*** EXCERPTED RECORDS ***

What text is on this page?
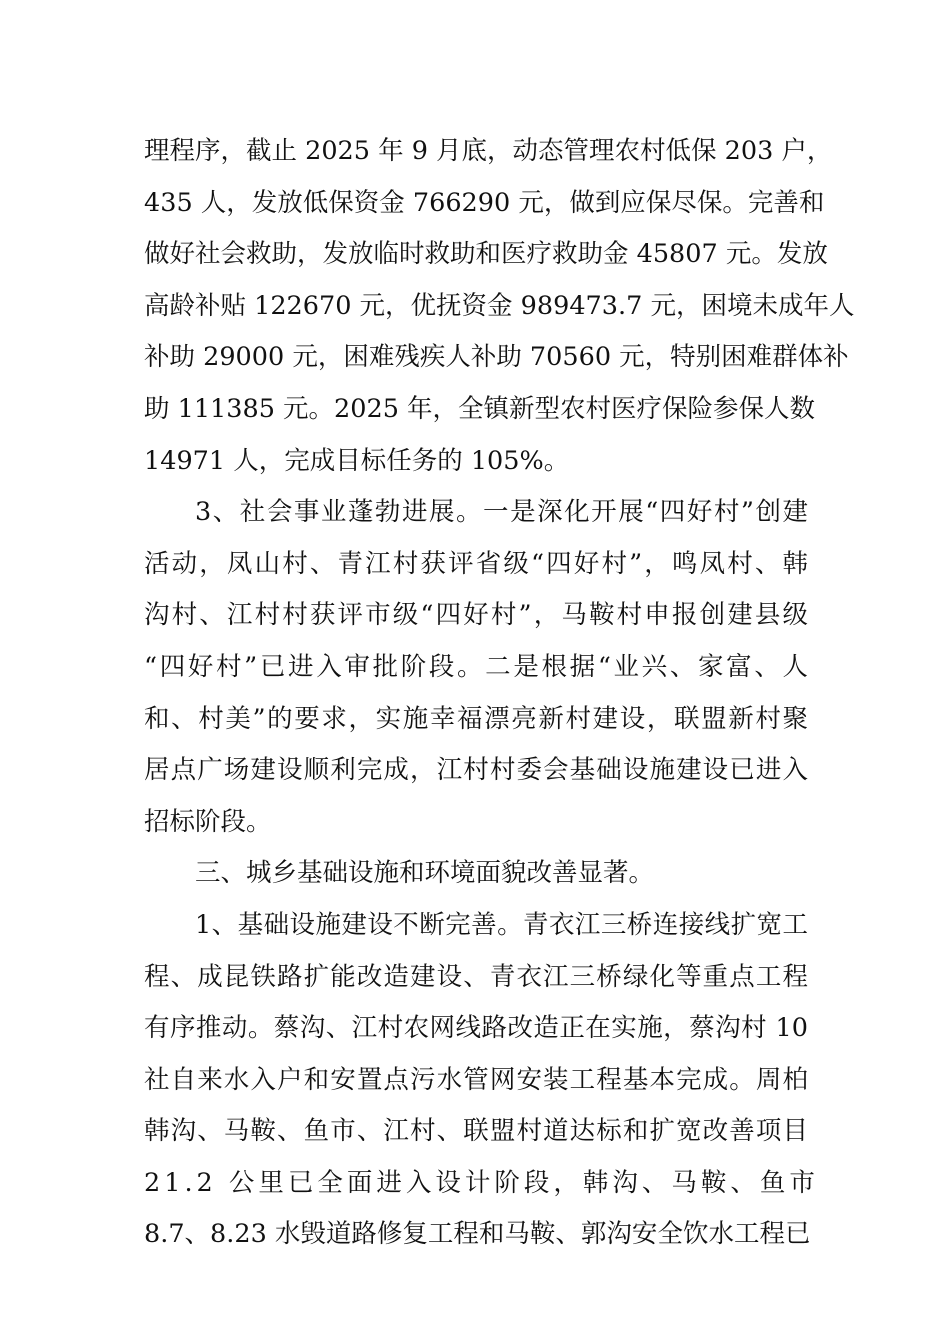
理程序，截止 2025 年 9 月底，动态管理农村低保 203 户，
435 人，发放低保资金 766290 元，做到应保尽保。完善和
做好社会救助，发放临时救助和医疗救助金 45807 元。发放
高龄补贴 122670 元，优抚资金 989473.7 元，困境未成年人
补助 29000 元，困难残疾人补助 70560 元，特别困难群体补
助 111385 元。2025 年，全镇新型农村医疗保险参保人数
14971 人，完成目标任务的 105%。
3、社会事业蓬勃进展。一是深化开展“四好村”创建
活动，凤山村、青江村获评省级“四好村”，鸣凤村、韩
沟村、江村村获评市级“四好村”，马鞍村申报创建县级
“四好村”已进入审批阶段。二是根据“业兴、家富、人
和、村美”的要求，实施幸福漂亮新村建设，联盟新村聚
居点广场建设顺利完成，江村村委会基础设施建设已进入
招标阶段。
三、城乡基础设施和环境面貌改善显著。
1、基础设施建设不断完善。青衣江三桥连接线扩宽工
程、成昆铁路扩能改造建设、青衣江三桥绿化等重点工程
有序推动。蔡沟、江村农网线路改造正在实施，蔡沟村 10
社自来水入户和安置点污水管网安装工程基本完成。周柏
韩沟、马鞍、鱼市、江村、联盟村道达标和扩宽改善项目
21.2 公里已全面进入设计阶段，韩沟、马鞍、鱼市
8.7、8.23 水毁道路修复工程和马鞍、郭沟安全饮水工程已
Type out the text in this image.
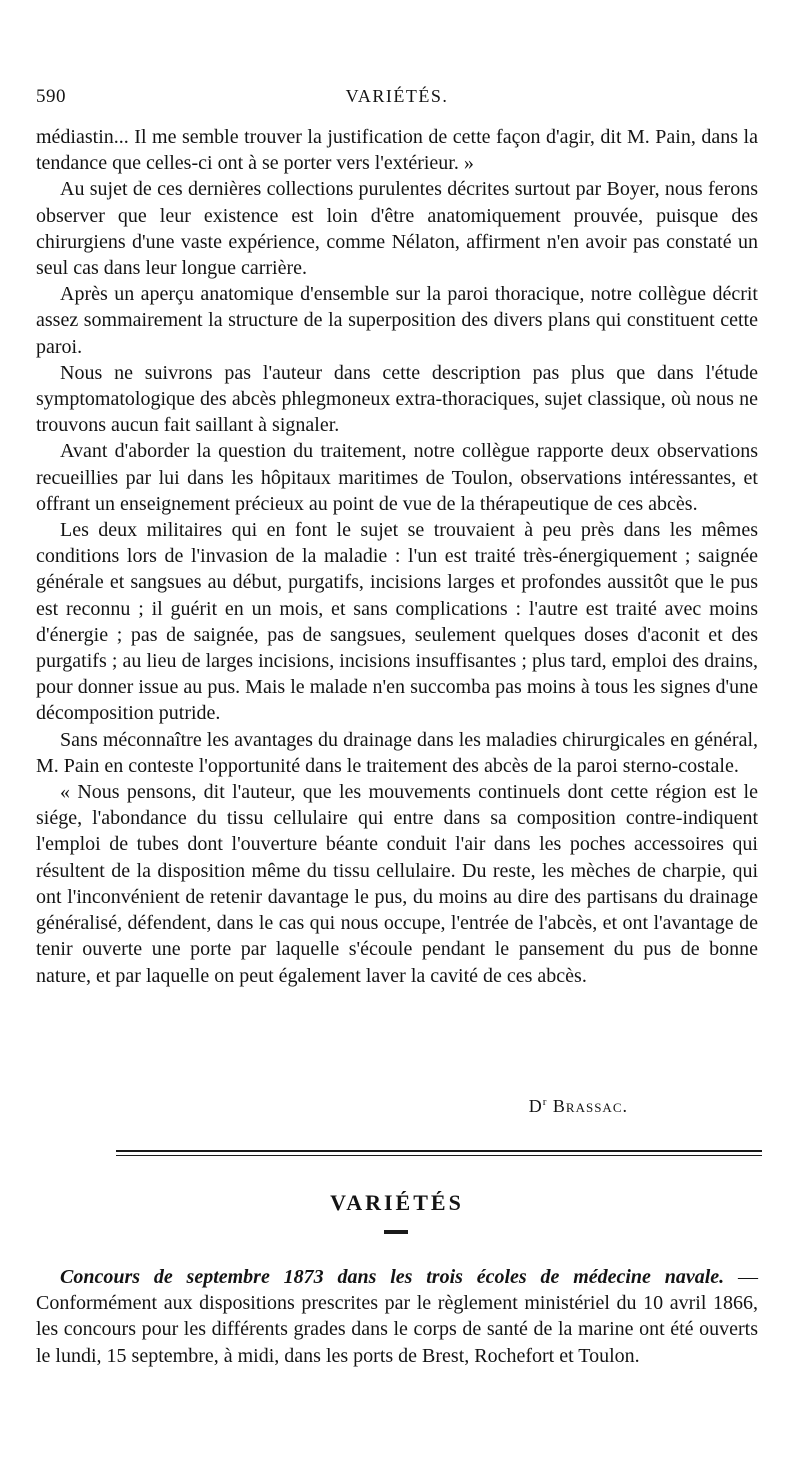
590	VARIÉTÉS.

médiastin... Il me semble trouver la justification de cette façon d'agir, dit M. Pain, dans la tendance que celles-ci ont à se porter vers l'extérieur. »

Au sujet de ces dernières collections purulentes décrites surtout par Boyer, nous ferons observer que leur existence est loin d'être anatomiquement prouvée, puisque des chirurgiens d'une vaste expérience, comme Nélaton, affirment n'en avoir pas constaté un seul cas dans leur longue carrière.

Après un aperçu anatomique d'ensemble sur la paroi thoracique, notre collègue décrit assez sommairement la structure de la superposition des divers plans qui constituent cette paroi.

Nous ne suivrons pas l'auteur dans cette description pas plus que dans l'étude symptomatologique des abcès phlegmoneux extra-thoraciques, sujet classique, où nous ne trouvons aucun fait saillant à signaler.

Avant d'aborder la question du traitement, notre collègue rapporte deux observations recueillies par lui dans les hôpitaux maritimes de Toulon, observations intéressantes, et offrant un enseignement précieux au point de vue de la thérapeutique de ces abcès.

Les deux militaires qui en font le sujet se trouvaient à peu près dans les mêmes conditions lors de l'invasion de la maladie : l'un est traité très-énergiquement ; saignée générale et sangsues au début, purgatifs, incisions larges et profondes aussitôt que le pus est reconnu ; il guérit en un mois, et sans complications : l'autre est traité avec moins d'énergie ; pas de saignée, pas de sangsues, seulement quelques doses d'aconit et des purgatifs ; au lieu de larges incisions, incisions insuffisantes ; plus tard, emploi des drains, pour donner issue au pus. Mais le malade n'en succomba pas moins à tous les signes d'une décomposition putride.

Sans méconnaître les avantages du drainage dans les maladies chirurgicales en général, M. Pain en conteste l'opportunité dans le traitement des abcès de la paroi sterno-costale.

« Nous pensons, dit l'auteur, que les mouvements continuels dont cette région est le siége, l'abondance du tissu cellulaire qui entre dans sa composition contre-indiquent l'emploi de tubes dont l'ouverture béante conduit l'air dans les poches accessoires qui résultent de la disposition même du tissu cellulaire. Du reste, les mèches de charpie, qui ont l'inconvénient de retenir davantage le pus, du moins au dire des partisans du drainage généralisé, défendent, dans le cas qui nous occupe, l'entrée de l'abcès, et ont l'avantage de tenir ouverte une porte par laquelle s'écoule pendant le pansement du pus de bonne nature, et par laquelle on peut également laver la cavité de ces abcès.

$D^r$ Brassac.
VARIÉTÉS

Concours de septembre 1873 dans les trois écoles de médecine navale. — Conformément aux dispositions prescrites par le règlement ministériel du 10 avril 1866, les concours pour les différents grades dans le corps de santé de la marine ont été ouverts le lundi, 15 septembre, à midi, dans les ports de Brest, Rochefort et Toulon.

***

** YOUR INSTRUCTIONS **
In the listing, find each line with the string "notre" and copy it.

** EXERCISE SOLUTION **
Après un aperçu anatomique d'ensemble sur la paroi thoracique, notre collègue décrit assez sommairement la structure de la superposition des divers plans qui constituent cette paroi.
Avant d'aborder la question du traitement, notre collègue rapporte deux observations recueillies par lui dans les hôpitaux maritimes de Toulon, observations intéressantes, et offrant un enseignement précieux au point de vue de la thérapeutique de ces abcès.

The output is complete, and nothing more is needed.